(OBJECTIVE 1)
Reproduce, unchanged, the lines of the records from the line containing "goto-prefix: 前往 [607,310,621,317]" through the line containing "avatar [1117,117,1136,136]", with both of those lines included.
# PAGE start
Due to the sensitivity of the bridge of my nose I have struggled to find the right goggle. There seems to be very few goggles that actually hug the bridge without putting weight and pressure (imo), which tend to result in complete obstruction of my nasal passages. The combination of trying to find the right nose padding and good field of vision was hard. Mt. Bachelor tends to be quite stormy (white out and rime) on a regular basis so getting good definition of the terrain and features also was difficult on exposed terrain before dropping into the trees to get hot and sweaty in powder. Ultimately I have gone with IOX and upgraded to the photochromic lens in hopes that it serves me the way the description says it will. I love the fit and the field of view. Fits comfortably on my nose without discomfort or pressure. Ultimately after having some good years with crowbars, I just didn't feel they were suitable for the conditions I was riding.


----------



## SnowOwl (Jun 11, 2012)

ridinbend said:


> Due to the sensitivity of the bridge of my nose I have struggled to find the right goggle. There seems to be very few goggles that actually hug the bridge without putting weight and press


Yeah, coke will do that to ya.


----------



## ridinbend (Aug 2, 2012)

SnowOwl said:


> Yeah, coke will do that to ya.


Spoken like a true Big Bear local.


----------



## snowklinger (Aug 30, 2011)
# PAGE end
# INPUT DATA start
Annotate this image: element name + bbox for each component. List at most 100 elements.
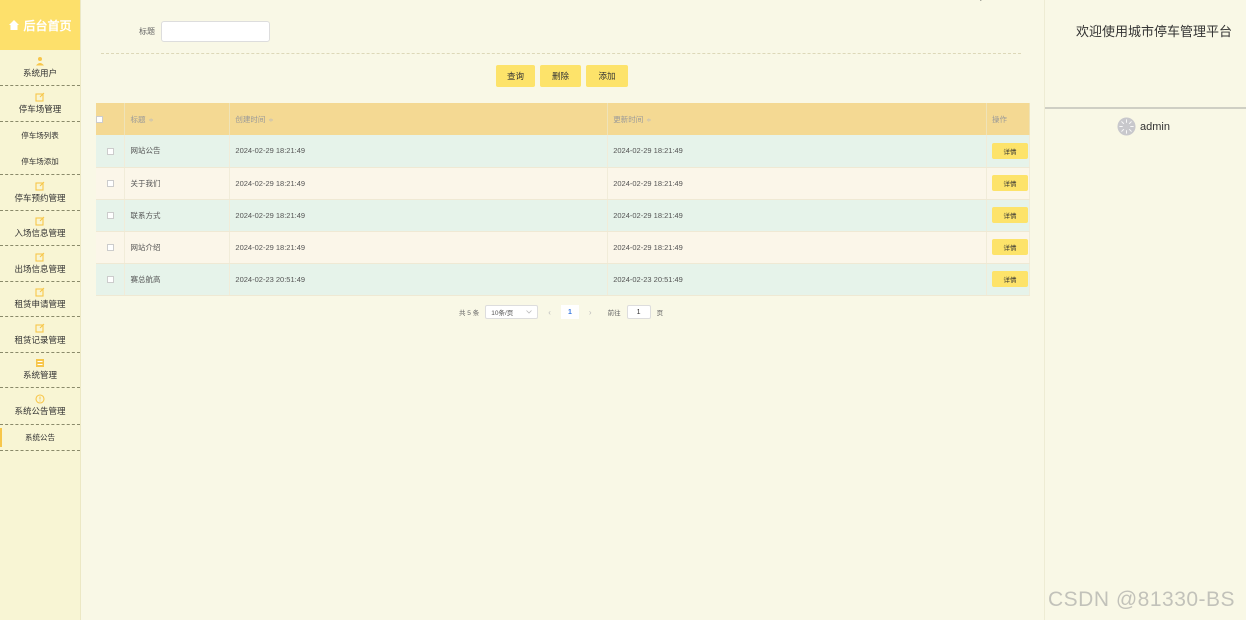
goto-prefix: 前往 [607,310,621,317]
menu-label: 系统公告管理 [14,406,66,417]
cell-created: 2024-02-29 18:21:49 [229,199,609,232]
cell-created: 2024-02-23 20:51:49 [229,263,609,296]
page-number[interactable]: 1 [560,305,579,319]
header-op: 操作 [986,103,1031,135]
user-icon [36,56,44,66]
edit-icon [35,181,45,191]
sidebar-item-parking-add[interactable]: 停车场添加 [0,149,80,175]
avatar [1117,117,1136,136]
brand-title: 后台首页 [23,18,72,33]
header-updated[interactable]: 更新时间 ≑ [607,103,987,135]
menu-exit-info[interactable]: 出场信息管理 [0,246,80,282]
goto-page-input[interactable]: 1 [626,305,651,319]
next-page-button[interactable]: › [585,308,596,317]
menu-label: 停车场管理 [18,103,62,114]
panel-divider [1045,107,1246,109]
pagination: 共 5 条 10条/页 ‹ 1 › 前往 1 页 [459,305,663,319]
goto-suffix: 页 [656,310,664,317]
table-row: 关于我们 2024-02-29 18:21:49 2024-02-29 18:2… [96,167,1031,200]
menu-parking-management[interactable]: 停车场管理 [0,86,80,122]
select-all-checkbox[interactable] [96,116,103,124]
query-button[interactable]: 查询 [496,65,535,87]
username: admin [1140,120,1170,133]
total-count: 共 5 条 [459,310,480,317]
prev-page-button[interactable]: ‹ [544,308,555,317]
action-buttons: 查询 删除 添加 [496,65,628,87]
menu-parking-reservation[interactable]: 停车预约管理 [0,175,80,211]
cell-title: 网站公告 [124,135,231,168]
header-label: 创建时间 [235,114,266,124]
sidebar-item-parking-list[interactable]: 停车场列表 [0,122,80,149]
detail-button[interactable]: 详情 [991,239,1028,255]
menu-label: 入场信息管理 [14,228,66,239]
search-row: 标题 [139,21,270,42]
header-created[interactable]: 创建时间 ≑ [229,103,609,135]
header-title[interactable]: 标题 ≑ [124,103,231,135]
menu-label: 租赁记录管理 [14,334,66,345]
table-row: 网站介绍 2024-02-29 18:21:49 2024-02-29 18:2… [96,231,1031,264]
menu-label: 出场信息管理 [14,263,66,274]
sort-icon[interactable]: ≑ [268,118,273,124]
menu-entry-info[interactable]: 入场信息管理 [0,211,80,246]
menu-lease-records[interactable]: 租赁记录管理 [0,317,80,353]
cell-created: 2024-02-29 18:21:49 [229,231,609,264]
cell-created: 2024-02-29 18:21:49 [229,167,609,200]
menu-label: 租赁申请管理 [14,299,66,310]
detail-button[interactable]: 详情 [991,142,1028,159]
delete-button[interactable]: 删除 [540,65,581,87]
edit-icon [35,252,45,262]
detail-button[interactable]: 详情 [991,175,1028,191]
detail-button[interactable]: 详情 [991,271,1028,287]
row-checkbox[interactable] [106,147,114,155]
sort-icon[interactable]: ≑ [148,118,153,124]
page-size-value: 10条/页 [491,310,514,317]
row-checkbox[interactable] [106,276,114,284]
menu-system-users[interactable]: 系统用户 [0,50,80,86]
header-label: 更新时间 [613,114,644,124]
table-row: 联系方式 2024-02-29 18:21:49 2024-02-29 18:2… [96,199,1031,232]
grid-icon [36,359,44,368]
table-row: 网站公告 2024-02-29 18:21:49 2024-02-29 18:2… [96,135,1031,168]
edit-icon [35,92,45,102]
cell-title: 网站介绍 [124,231,231,264]
sidebar-item-notice[interactable]: 系统公告 [0,425,80,451]
corner-glyph: ʻ [980,0,982,7]
table-row: 赛总航高 2024-02-23 20:51:49 2024-02-23 20:5… [96,263,1031,296]
row-checkbox[interactable] [106,244,114,252]
sub-item-label: 停车场添加 [21,156,59,166]
user-info[interactable]: admin [1117,117,1170,136]
cell-updated: 2024-02-29 18:21:49 [607,199,987,232]
cell-updated: 2024-02-23 20:51:49 [607,263,987,296]
edit-icon [35,323,45,333]
table-header-row: 标题 ≑ 创建时间 ≑ 更新时间 ≑ 操作 [96,103,1031,135]
add-button[interactable]: 添加 [586,65,628,87]
cell-title: 赛总航高 [124,263,231,296]
cell-title: 联系方式 [124,199,231,232]
sort-icon[interactable]: ≑ [646,118,651,124]
menu-notice-management[interactable]: 系统公告管理 [0,388,80,424]
search-label: 标题 [139,27,155,36]
sub-item-label: 停车场列表 [21,130,59,140]
row-checkbox[interactable] [106,212,114,220]
cell-title: 关于我们 [124,167,231,200]
cell-updated: 2024-02-29 18:21:49 [607,135,987,168]
home-link[interactable]: 后台首页 [0,0,80,50]
row-checkbox[interactable] [106,180,114,188]
notice-table: 标题 ≑ 创建时间 ≑ 更新时间 ≑ 操作 网站公告 2024-02-29 18:21… [96,103,1031,296]
sub-item-label: 系统公告 [25,432,55,442]
title-search-input[interactable] [161,21,270,42]
header-label: 标题 [130,114,146,124]
menu-system-management[interactable]: 系统管理 [0,353,80,388]
home-icon [9,20,20,30]
header-select-all[interactable] [96,103,126,135]
page-size-select[interactable]: 10条/页 [485,305,539,319]
chevron-down-icon [526,310,533,314]
menu-label: 系统管理 [22,370,57,381]
info-icon [35,394,45,404]
cell-updated: 2024-02-29 18:21:49 [607,167,987,200]
welcome-text: 欢迎使用城市停车管理平台 [1076,24,1233,39]
menu-label: 停车预约管理 [14,192,66,203]
menu-lease-application[interactable]: 租赁申请管理 [0,282,80,317]
main-content: 标题 查询 删除 添加 标题 ≑ 创建时间 ≑ 更新时间 ≑ 操作 网站公告 2024… [81,0,1044,620]
detail-button[interactable]: 详情 [991,207,1028,223]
# INPUT DATA end
(OBJECTIVE 2)
Decide whether each statement agrees with the goggle thread, and answer yes or no along with the deciding words of the thread, quoted exactly. (a) The poster went with IOX and upgraded to the photochromic lens. (b) The poster describes Mt. Bachelor as usually calm and clear. (c) The poster finds that the IOX goggle presses uncomfortably on the nose.

(EXERCISE RESPONSE 1)
goto-prefix: 前往 [607,310,621,317]
menu-label: 系统公告管理 [14,406,66,417]
cell-created: 2024-02-29 18:21:49 [229,199,609,232]
cell-created: 2024-02-23 20:51:49 [229,263,609,296]
page-number[interactable]: 1 [560,305,579,319]
header-op: 操作 [986,103,1031,135]
user-icon [36,56,44,66]
edit-icon [35,181,45,191]
sidebar-item-parking-add[interactable]: 停车场添加 [0,149,80,175]
avatar [1117,117,1136,136]

(EXERCISE RESPONSE 2)
(a) Yes: "Ultimately I have gone with IOX and upgraded to the photochromic lens"
(b) No: "Mt. Bachelor tends to be quite stormy (white out and rime) on a regular basis"
(c) No: "Fits comfortably on my nose without discomfort or pressure."